**TEXTO DE LA PÁGINA**
§ §

21 de septiembre de 2014

Kintsugi. Coleccionista de cicatrices.


Un resbalón.
Vuelo lento que dura fracciones de segundo.
¡Crack!
En mil pedazos.
Una taza rota sigue siendo una taza: rota, pero taza.
Lo mismo puede decirse de ti. Lo mismo puede decirse de mí. Dura pero frágil.


Me agacho y recojo con cuidado los pedazos que yacen desparramados por el suelo. Si vienes a ayudarme serás
bienvenida, pero ten mucho cuidado, protégete de mí: las aristas más afiladas de los trozos en los que me he roto pueden
cortarte los dedos. Primero recojo los pedazos más grandes. Luego, los cachitos pequeños, las escamas de piel. El polvo,
lo dejo. Probablemente me faltará algún pedazo que habrá ido a parar detrás del armario o se habrá camuflado en la
junta entre dos baldosas.

Examino cada pieza. Observo las formas y las coloco sobre la mesa ordenadas según la posición que ocupaba cada una
de ellas en la figura completa de lo que solía ser yo. Con mucho cuidado, aplico una fina capa de resina de árbol en las
aristas de cada pedazo y las junto de dos en dos asegurándome de que quedan bien encajadas y al ras, y que no sobresale
ningún pegote de pegamento. Las dejo secar todas las horas que hagan falta. Poco a poco y respetando largos tiempos de
secado y de reposo, las voy juntando hasta haberlas colocado todas: mírame, ya casi parezco yo otra vez. Si queda algún
hueco vacío, lo relleno de resina.

§ §

**EJERCICIO**
Reproduce sin cambios, por favor, todo lo que va en el texto sobre el kintsugi desde "Kintsugi. Coleccionista de" hasta "rota, pero taza.". Los datos que vienen a continuación no hacen falta.

§ §

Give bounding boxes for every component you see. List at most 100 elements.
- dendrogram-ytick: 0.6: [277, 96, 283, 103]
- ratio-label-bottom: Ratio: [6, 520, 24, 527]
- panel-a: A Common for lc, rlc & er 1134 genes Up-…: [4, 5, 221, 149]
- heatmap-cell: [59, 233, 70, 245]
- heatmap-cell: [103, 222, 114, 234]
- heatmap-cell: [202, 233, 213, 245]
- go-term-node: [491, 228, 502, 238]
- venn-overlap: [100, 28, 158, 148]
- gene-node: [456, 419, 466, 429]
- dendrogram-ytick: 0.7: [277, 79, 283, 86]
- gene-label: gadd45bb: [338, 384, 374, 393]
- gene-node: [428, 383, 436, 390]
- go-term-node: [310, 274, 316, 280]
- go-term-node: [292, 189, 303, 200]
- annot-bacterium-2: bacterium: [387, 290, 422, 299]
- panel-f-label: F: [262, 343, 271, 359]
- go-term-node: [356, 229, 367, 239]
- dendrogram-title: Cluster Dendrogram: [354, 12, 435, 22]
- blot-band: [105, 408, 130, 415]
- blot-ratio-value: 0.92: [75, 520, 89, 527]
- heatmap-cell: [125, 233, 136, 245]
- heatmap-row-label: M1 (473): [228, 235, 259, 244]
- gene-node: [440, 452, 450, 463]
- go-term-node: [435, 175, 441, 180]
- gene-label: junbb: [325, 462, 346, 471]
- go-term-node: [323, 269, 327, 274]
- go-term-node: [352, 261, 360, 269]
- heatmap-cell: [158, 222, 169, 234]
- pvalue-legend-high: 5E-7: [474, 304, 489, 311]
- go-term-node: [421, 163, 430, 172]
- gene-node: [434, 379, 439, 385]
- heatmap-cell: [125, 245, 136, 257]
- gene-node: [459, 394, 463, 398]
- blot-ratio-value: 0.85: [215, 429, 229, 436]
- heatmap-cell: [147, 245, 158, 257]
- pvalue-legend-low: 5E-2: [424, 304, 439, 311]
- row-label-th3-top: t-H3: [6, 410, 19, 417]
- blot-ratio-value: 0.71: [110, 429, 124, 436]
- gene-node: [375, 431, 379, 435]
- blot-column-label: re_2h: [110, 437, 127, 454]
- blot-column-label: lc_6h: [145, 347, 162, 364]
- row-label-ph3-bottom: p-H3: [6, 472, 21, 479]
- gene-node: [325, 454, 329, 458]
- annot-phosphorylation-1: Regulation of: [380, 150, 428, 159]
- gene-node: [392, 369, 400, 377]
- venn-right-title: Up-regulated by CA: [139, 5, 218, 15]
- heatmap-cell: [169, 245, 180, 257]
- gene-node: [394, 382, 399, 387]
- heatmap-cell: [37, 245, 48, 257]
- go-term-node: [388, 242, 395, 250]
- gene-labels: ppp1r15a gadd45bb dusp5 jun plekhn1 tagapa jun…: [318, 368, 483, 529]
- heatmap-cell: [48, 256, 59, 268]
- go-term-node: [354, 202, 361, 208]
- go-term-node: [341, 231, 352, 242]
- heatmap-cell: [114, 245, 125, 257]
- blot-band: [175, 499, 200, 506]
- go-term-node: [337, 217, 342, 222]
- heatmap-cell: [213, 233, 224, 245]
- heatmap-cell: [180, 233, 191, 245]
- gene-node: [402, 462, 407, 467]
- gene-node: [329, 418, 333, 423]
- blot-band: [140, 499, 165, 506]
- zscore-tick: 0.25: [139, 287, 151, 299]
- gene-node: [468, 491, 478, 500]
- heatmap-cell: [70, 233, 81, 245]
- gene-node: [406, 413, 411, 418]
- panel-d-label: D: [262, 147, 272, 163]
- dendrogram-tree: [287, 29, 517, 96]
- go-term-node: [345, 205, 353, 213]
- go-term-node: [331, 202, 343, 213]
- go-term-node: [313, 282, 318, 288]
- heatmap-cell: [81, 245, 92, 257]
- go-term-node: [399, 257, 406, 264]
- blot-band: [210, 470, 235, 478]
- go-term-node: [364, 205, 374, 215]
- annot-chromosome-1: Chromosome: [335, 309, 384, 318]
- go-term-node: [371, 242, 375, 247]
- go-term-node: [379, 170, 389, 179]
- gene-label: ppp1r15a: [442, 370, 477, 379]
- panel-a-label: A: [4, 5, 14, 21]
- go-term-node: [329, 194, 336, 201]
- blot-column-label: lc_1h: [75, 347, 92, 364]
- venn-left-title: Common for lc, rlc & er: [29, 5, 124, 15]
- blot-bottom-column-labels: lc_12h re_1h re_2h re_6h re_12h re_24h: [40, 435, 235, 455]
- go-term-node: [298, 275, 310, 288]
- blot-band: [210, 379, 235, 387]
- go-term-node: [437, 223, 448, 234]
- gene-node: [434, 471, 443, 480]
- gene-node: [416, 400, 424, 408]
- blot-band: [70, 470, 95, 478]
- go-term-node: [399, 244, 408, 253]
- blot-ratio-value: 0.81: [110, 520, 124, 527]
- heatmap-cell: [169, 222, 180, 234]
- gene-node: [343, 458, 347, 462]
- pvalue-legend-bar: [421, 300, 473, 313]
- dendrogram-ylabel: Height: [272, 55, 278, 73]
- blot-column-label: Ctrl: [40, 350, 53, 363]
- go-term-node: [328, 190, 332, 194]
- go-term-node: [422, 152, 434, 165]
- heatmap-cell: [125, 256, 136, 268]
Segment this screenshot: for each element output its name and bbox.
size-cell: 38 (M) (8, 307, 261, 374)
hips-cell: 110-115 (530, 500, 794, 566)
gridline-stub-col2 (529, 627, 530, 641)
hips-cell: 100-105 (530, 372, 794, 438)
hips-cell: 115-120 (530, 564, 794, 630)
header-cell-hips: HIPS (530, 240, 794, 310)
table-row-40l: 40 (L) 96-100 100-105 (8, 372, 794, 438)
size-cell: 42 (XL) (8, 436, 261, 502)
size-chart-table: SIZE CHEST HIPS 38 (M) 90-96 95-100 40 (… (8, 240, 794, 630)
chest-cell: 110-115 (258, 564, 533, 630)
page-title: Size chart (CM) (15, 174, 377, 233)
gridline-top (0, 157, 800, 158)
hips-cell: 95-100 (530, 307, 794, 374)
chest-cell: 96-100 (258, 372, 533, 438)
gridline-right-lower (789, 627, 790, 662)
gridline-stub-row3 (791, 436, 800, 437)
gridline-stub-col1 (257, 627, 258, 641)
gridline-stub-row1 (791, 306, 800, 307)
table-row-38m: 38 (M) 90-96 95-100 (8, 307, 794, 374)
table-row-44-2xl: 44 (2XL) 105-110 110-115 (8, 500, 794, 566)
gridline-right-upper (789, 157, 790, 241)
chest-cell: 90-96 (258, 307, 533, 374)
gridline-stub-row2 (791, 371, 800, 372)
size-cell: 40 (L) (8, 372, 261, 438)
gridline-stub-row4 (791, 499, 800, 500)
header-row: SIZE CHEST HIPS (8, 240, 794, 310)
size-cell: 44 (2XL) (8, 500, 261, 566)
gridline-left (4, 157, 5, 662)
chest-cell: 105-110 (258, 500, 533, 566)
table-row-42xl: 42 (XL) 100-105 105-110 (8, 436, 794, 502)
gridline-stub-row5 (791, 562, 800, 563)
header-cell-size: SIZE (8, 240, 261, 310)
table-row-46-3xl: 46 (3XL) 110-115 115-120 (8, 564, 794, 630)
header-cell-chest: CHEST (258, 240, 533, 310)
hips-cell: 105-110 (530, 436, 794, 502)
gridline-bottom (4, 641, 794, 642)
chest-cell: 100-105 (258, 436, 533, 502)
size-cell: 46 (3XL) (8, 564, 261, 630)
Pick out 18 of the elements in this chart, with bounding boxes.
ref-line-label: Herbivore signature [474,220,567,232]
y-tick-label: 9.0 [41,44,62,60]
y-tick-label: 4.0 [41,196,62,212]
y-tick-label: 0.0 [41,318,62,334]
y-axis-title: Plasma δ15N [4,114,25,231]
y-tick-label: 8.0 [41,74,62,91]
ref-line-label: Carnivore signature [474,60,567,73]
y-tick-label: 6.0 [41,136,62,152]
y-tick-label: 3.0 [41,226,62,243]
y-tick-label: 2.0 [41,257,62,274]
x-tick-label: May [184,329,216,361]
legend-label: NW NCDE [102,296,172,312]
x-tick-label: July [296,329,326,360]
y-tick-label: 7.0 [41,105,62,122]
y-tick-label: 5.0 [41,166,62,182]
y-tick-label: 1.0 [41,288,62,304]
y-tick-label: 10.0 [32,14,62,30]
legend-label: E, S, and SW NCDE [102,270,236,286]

§ §

**SOLUCIÓN**
Kintsugi. Coleccionista de cicatrices.


Un resbalón.
Vuelo lento que dura fracciones de segundo.
¡Crack!
En mil pedazos.
Una taza rota sigue siendo una taza: rota, pero taza.